EXERCISE: Print the entries in full, word for word, but not the pictures.

* * * * * * *

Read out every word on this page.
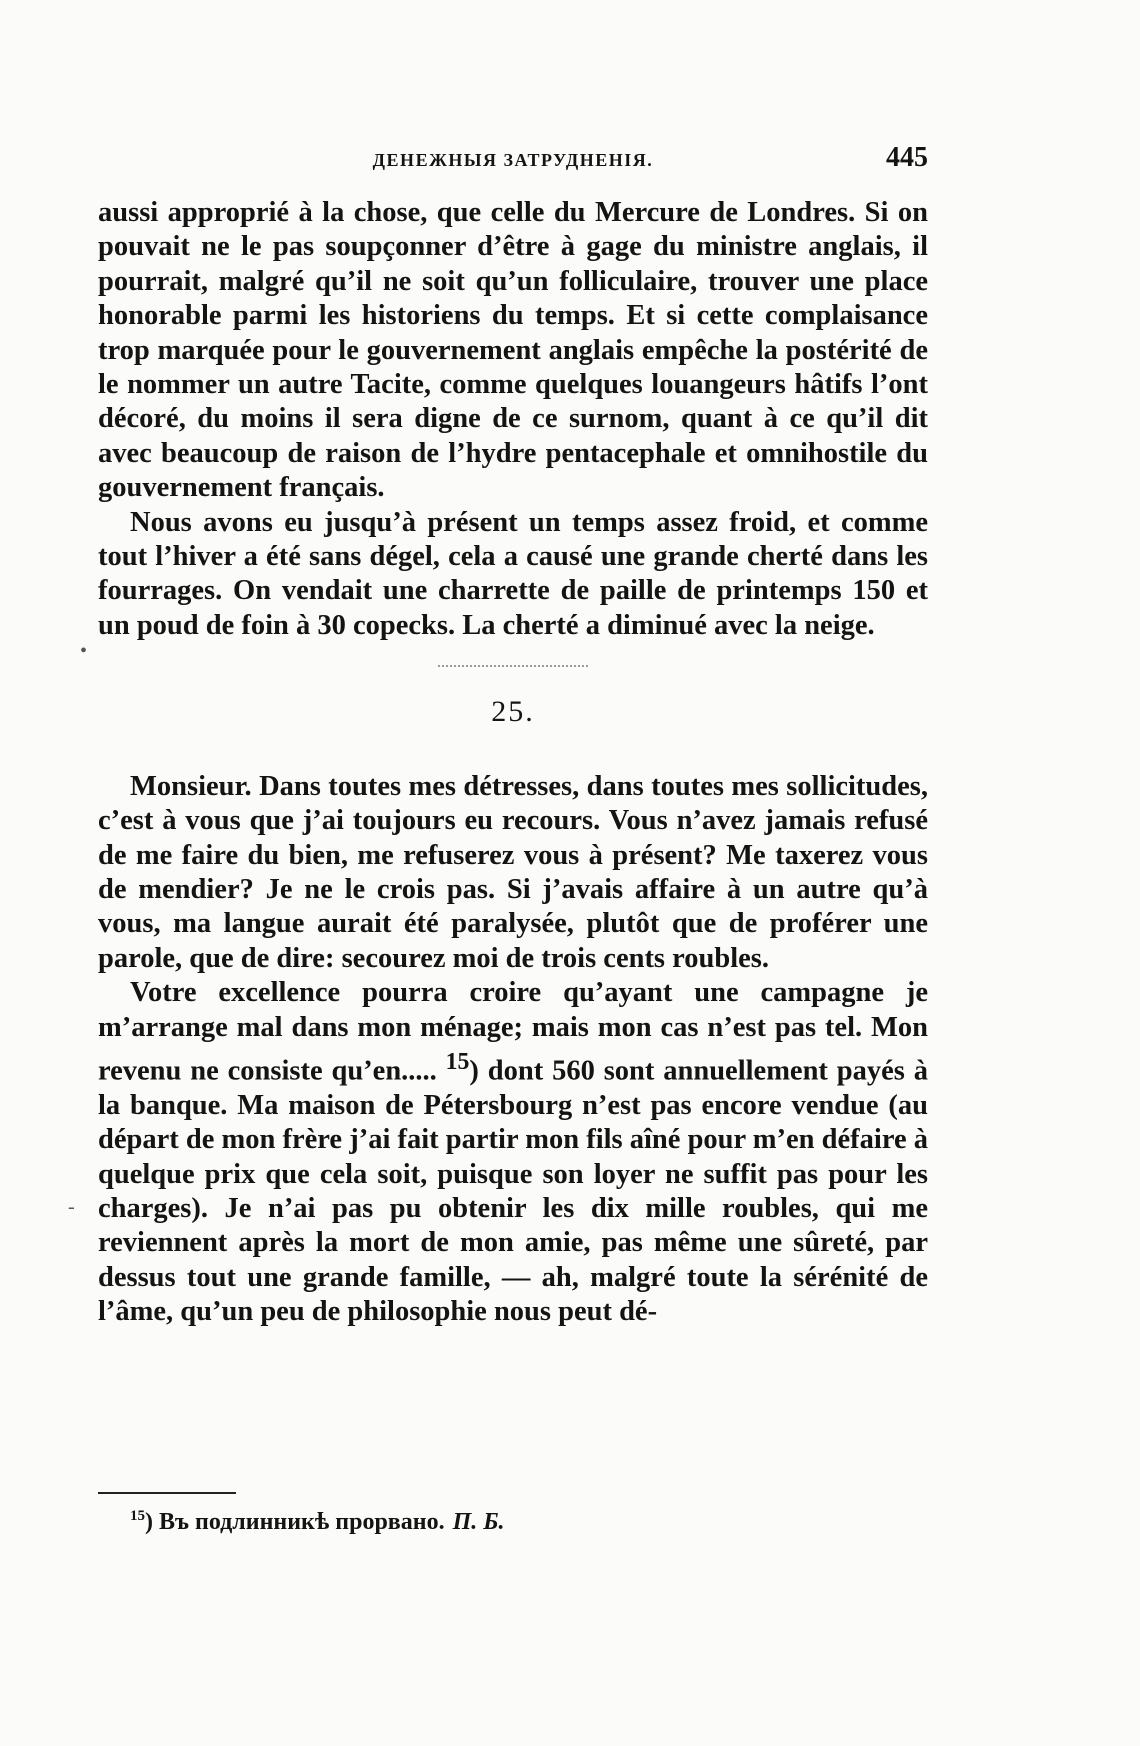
ДЕНЕЖНЫЯ ЗАТРУДНЕНІЯ.	445

aussi approprié à la chose, que celle du Mercure de Londres. Si on pouvait ne le pas soupçonner d’être à gage du ministre anglais, il pourrait, malgré qu’il ne soit qu’un folliculaire, trouver une place honorable parmi les historiens du temps. Et si cette complaisance trop marquée pour le gouvernement anglais empêche la postérité de le nommer un autre Tacite, comme quelques louangeurs hâtifs l’ont décoré, du moins il sera digne de ce surnom, quant à ce qu’il dit avec beaucoup de raison de l’hydre pentacephale et omnihostile du gouvernement français.

Nous avons eu jusqu’à présent un temps assez froid, et comme tout l’hiver a été sans dégel, cela a causé une grande cherté dans les fourrages. On vendait une charrette de paille de printemps 150 et un poud de foin à 30 copecks. La cherté a diminué avec la neige.

25.

Monsieur. Dans toutes mes détresses, dans toutes mes sollicitudes, c’est à vous que j’ai toujours eu recours. Vous n’avez jamais refusé de me faire du bien, me refuserez vous à présent? Me taxerez vous de mendier? Je ne le crois pas. Si j’avais affaire à un autre qu’à vous, ma langue aurait été paralysée, plutôt que de proférer une parole, que de dire: secourez moi de trois cents roubles.

Votre excellence pourra croire qu’ayant une campagne je m’arrange mal dans mon ménage; mais mon cas n’est pas tel. Mon revenu ne consiste qu’en..... $^{15}$) dont 560 sont annuellement payés à la banque. Ma maison de Pétersbourg n’est pas encore vendue (au départ de mon frère j’ai fait partir mon fils aîné pour m’en défaire à quelque prix que cela soit, puisque son loyer ne suffit pas pour les charges). Je n’ai pas pu obtenir les dix mille roubles, qui me reviennent après la mort de mon amie, pas même une sûreté, par dessus tout une grande famille, — ah, malgré toute la sérénité de l’âme, qu’un peu de philosophie nous peut dé-

$^{15}$) Въ подлинникѣ прорвано. П. Б.
•
-
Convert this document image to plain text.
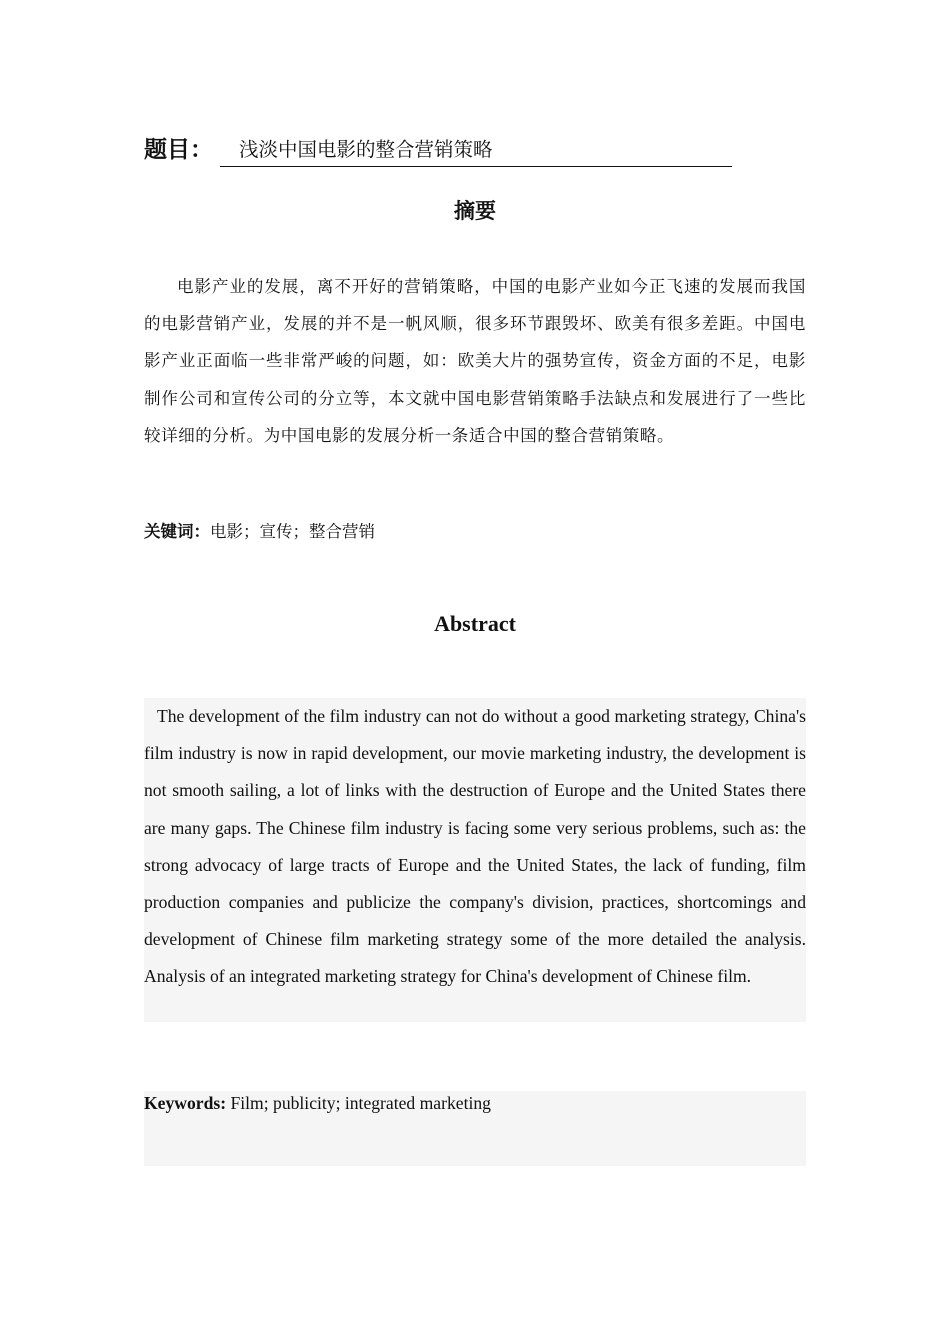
题目：	浅淡中国电影的整合营销策略
摘要

电影产业的发展，离不开好的营销策略，中国的电影产业如今正飞速的发展而我国的电影营销产业，发展的并不是一帆风顺，很多环节跟毁坏、欧美有很多差距。中国电影产业正面临一些非常严峻的问题，如：欧美大片的强势宣传，资金方面的不足，电影制作公司和宣传公司的分立等，本文就中国电影营销策略手法缺点和发展进行了一些比较详细的分析。为中国电影的发展分析一条适合中国的整合营销策略。

关键词：电影；宣传；整合营销
Abstract

The development of the film industry can not do without a good marketing strategy, China's film industry is now in rapid development, our movie marketing industry, the development is not smooth sailing, a lot of links with the destruction of Europe and the United States there are many gaps. The Chinese film industry is facing some very serious problems, such as: the strong advocacy of large tracts of Europe and the United States, the lack of funding, film production companies and publicize the company's division, practices, shortcomings and development of Chinese film marketing strategy some of the more detailed the analysis. Analysis of an integrated marketing strategy for China's development of Chinese film.

Keywords: Film; publicity; integrated marketing
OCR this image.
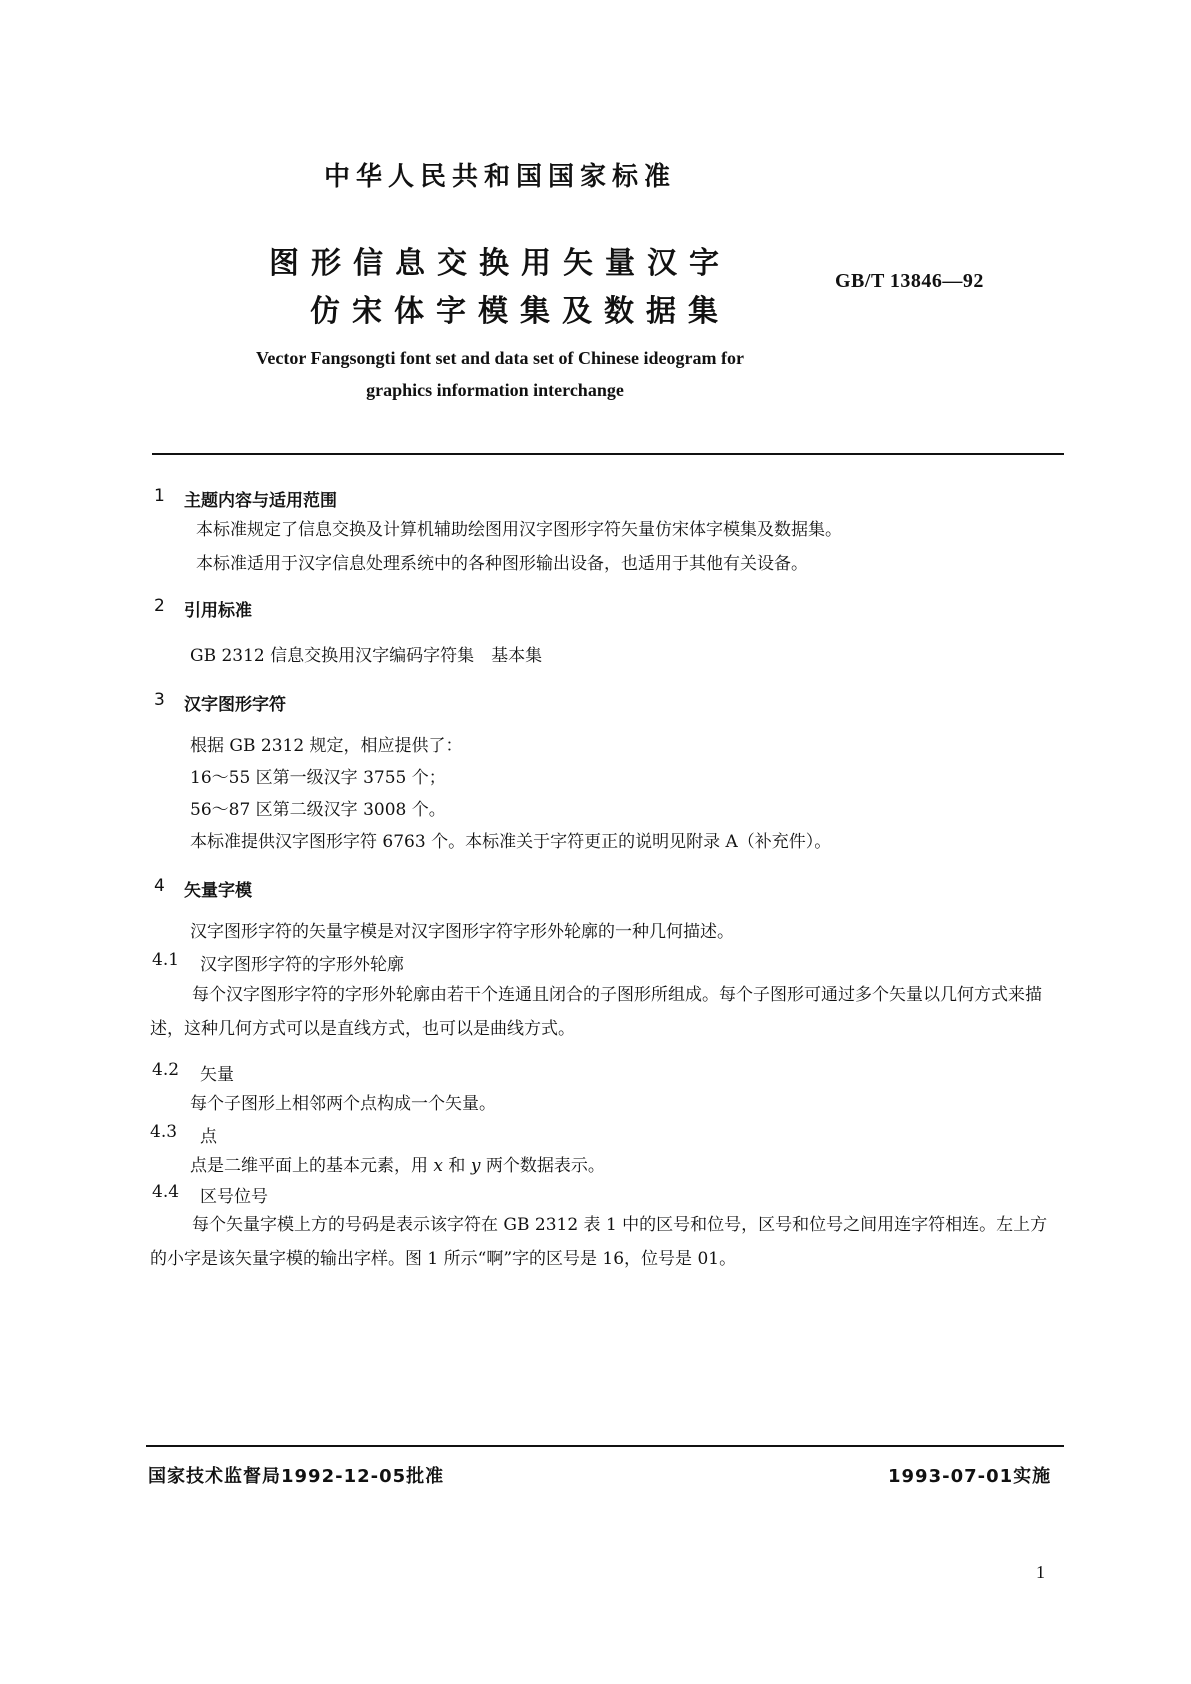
中华人民共和国国家标准
图形信息交换用矢量汉字
仿宋体字模集及数据集
GB/T 13846—92
Vector Fangsongti font set and data set of Chinese ideogram for
graphics information interchange
1 主题内容与适用范围
本标准规定了信息交换及计算机辅助绘图用汉字图形字符矢量仿宋体字模集及数据集。
本标准适用于汉字信息处理系统中的各种图形输出设备，也适用于其他有关设备。
2 引用标准
GB 2312 信息交换用汉字编码字符集　基本集
3 汉字图形字符
根据 GB 2312 规定，相应提供了：
16～55 区第一级汉字 3755 个；
56～87 区第二级汉字 3008 个。
本标准提供汉字图形字符 6763 个。本标准关于字符更正的说明见附录 A（补充件）。
4 矢量字模
汉字图形字符的矢量字模是对汉字图形字符字形外轮廓的一种几何描述。
4.1 汉字图形字符的字形外轮廓
每个汉字图形字符的字形外轮廓由若干个连通且闭合的子图形所组成。每个子图形可通过多个矢量以几何方式来描述，这种几何方式可以是直线方式，也可以是曲线方式。
4.2 矢量
每个子图形上相邻两个点构成一个矢量。
4.3 点
点是二维平面上的基本元素，用 x 和 y 两个数据表示。
4.4 区号位号
每个矢量字模上方的号码是表示该字符在 GB 2312 表 1 中的区号和位号，区号和位号之间用连字符相连。左上方的小字是该矢量字模的输出字样。图 1 所示“啊”字的区号是 16，位号是 01。
国家技术监督局1992-12-05批准	1993-07-01实施
1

* * * * * * *

ANSWER FOR THE TASK:
Read out every word on this page.
ДЕНЕЖНЫЯ ЗАТРУДНЕНІЯ.	445

aussi approprié à la chose, que celle du Mercure de Londres. Si on pouvait ne le pas soupçonner d’être à gage du ministre anglais, il pourrait, malgré qu’il ne soit qu’un folliculaire, trouver une place honorable parmi les historiens du temps. Et si cette complaisance trop marquée pour le gouvernement anglais empêche la postérité de le nommer un autre Tacite, comme quelques louangeurs hâtifs l’ont décoré, du moins il sera digne de ce surnom, quant à ce qu’il dit avec beaucoup de raison de l’hydre pentacephale et omnihostile du gouvernement français.

Nous avons eu jusqu’à présent un temps assez froid, et comme tout l’hiver a été sans dégel, cela a causé une grande cherté dans les fourrages. On vendait une charrette de paille de printemps 150 et un poud de foin à 30 copecks. La cherté a diminué avec la neige.

25.

Monsieur. Dans toutes mes détresses, dans toutes mes sollicitudes, c’est à vous que j’ai toujours eu recours. Vous n’avez jamais refusé de me faire du bien, me refuserez vous à présent? Me taxerez vous de mendier? Je ne le crois pas. Si j’avais affaire à un autre qu’à vous, ma langue aurait été paralysée, plutôt que de proférer une parole, que de dire: secourez moi de trois cents roubles.

Votre excellence pourra croire qu’ayant une campagne je m’arrange mal dans mon ménage; mais mon cas n’est pas tel. Mon revenu ne consiste qu’en..... $^{15}$) dont 560 sont annuellement payés à la banque. Ma maison de Pétersbourg n’est pas encore vendue (au départ de mon frère j’ai fait partir mon fils aîné pour m’en défaire à quelque prix que cela soit, puisque son loyer ne suffit pas pour les charges). Je n’ai pas pu obtenir les dix mille roubles, qui me reviennent après la mort de mon amie, pas même une sûreté, par dessus tout une grande famille, — ah, malgré toute la sérénité de l’âme, qu’un peu de philosophie nous peut dé-

$^{15}$) Въ подлинникѣ прорвано. П. Б.
•
-
Convert this document image to plain text.
题目：	浅淡中国电影的整合营销策略
摘要

电影产业的发展，离不开好的营销策略，中国的电影产业如今正飞速的发展而我国的电影营销产业，发展的并不是一帆风顺，很多环节跟毁坏、欧美有很多差距。中国电影产业正面临一些非常严峻的问题，如：欧美大片的强势宣传，资金方面的不足，电影制作公司和宣传公司的分立等，本文就中国电影营销策略手法缺点和发展进行了一些比较详细的分析。为中国电影的发展分析一条适合中国的整合营销策略。

关键词：电影；宣传；整合营销
Abstract

The development of the film industry can not do without a good marketing strategy, China's film industry is now in rapid development, our movie marketing industry, the development is not smooth sailing, a lot of links with the destruction of Europe and the United States there are many gaps. The Chinese film industry is facing some very serious problems, such as: the strong advocacy of large tracts of Europe and the United States, the lack of funding, film production companies and publicize the company's division, practices, shortcomings and development of Chinese film marketing strategy some of the more detailed the analysis. Analysis of an integrated marketing strategy for China's development of Chinese film.

Keywords: Film; publicity; integrated marketing
OCR this image.
中华人民共和国国家标准
图形信息交换用矢量汉字
仿宋体字模集及数据集
GB/T 13846—92
Vector Fangsongti font set and data set of Chinese ideogram for
graphics information interchange
1 主题内容与适用范围
本标准规定了信息交换及计算机辅助绘图用汉字图形字符矢量仿宋体字模集及数据集。
本标准适用于汉字信息处理系统中的各种图形输出设备，也适用于其他有关设备。
2 引用标准
GB 2312 信息交换用汉字编码字符集　基本集
3 汉字图形字符
根据 GB 2312 规定，相应提供了：
16～55 区第一级汉字 3755 个；
56～87 区第二级汉字 3008 个。
本标准提供汉字图形字符 6763 个。本标准关于字符更正的说明见附录 A（补充件）。
4 矢量字模
汉字图形字符的矢量字模是对汉字图形字符字形外轮廓的一种几何描述。
4.1 汉字图形字符的字形外轮廓
每个汉字图形字符的字形外轮廓由若干个连通且闭合的子图形所组成。每个子图形可通过多个矢量以几何方式来描述，这种几何方式可以是直线方式，也可以是曲线方式。
4.2 矢量
每个子图形上相邻两个点构成一个矢量。
4.3 点
点是二维平面上的基本元素，用 x 和 y 两个数据表示。
4.4 区号位号
每个矢量字模上方的号码是表示该字符在 GB 2312 表 1 中的区号和位号，区号和位号之间用连字符相连。左上方的小字是该矢量字模的输出字样。图 1 所示“啊”字的区号是 16，位号是 01。
国家技术监督局1992-12-05批准	1993-07-01实施
1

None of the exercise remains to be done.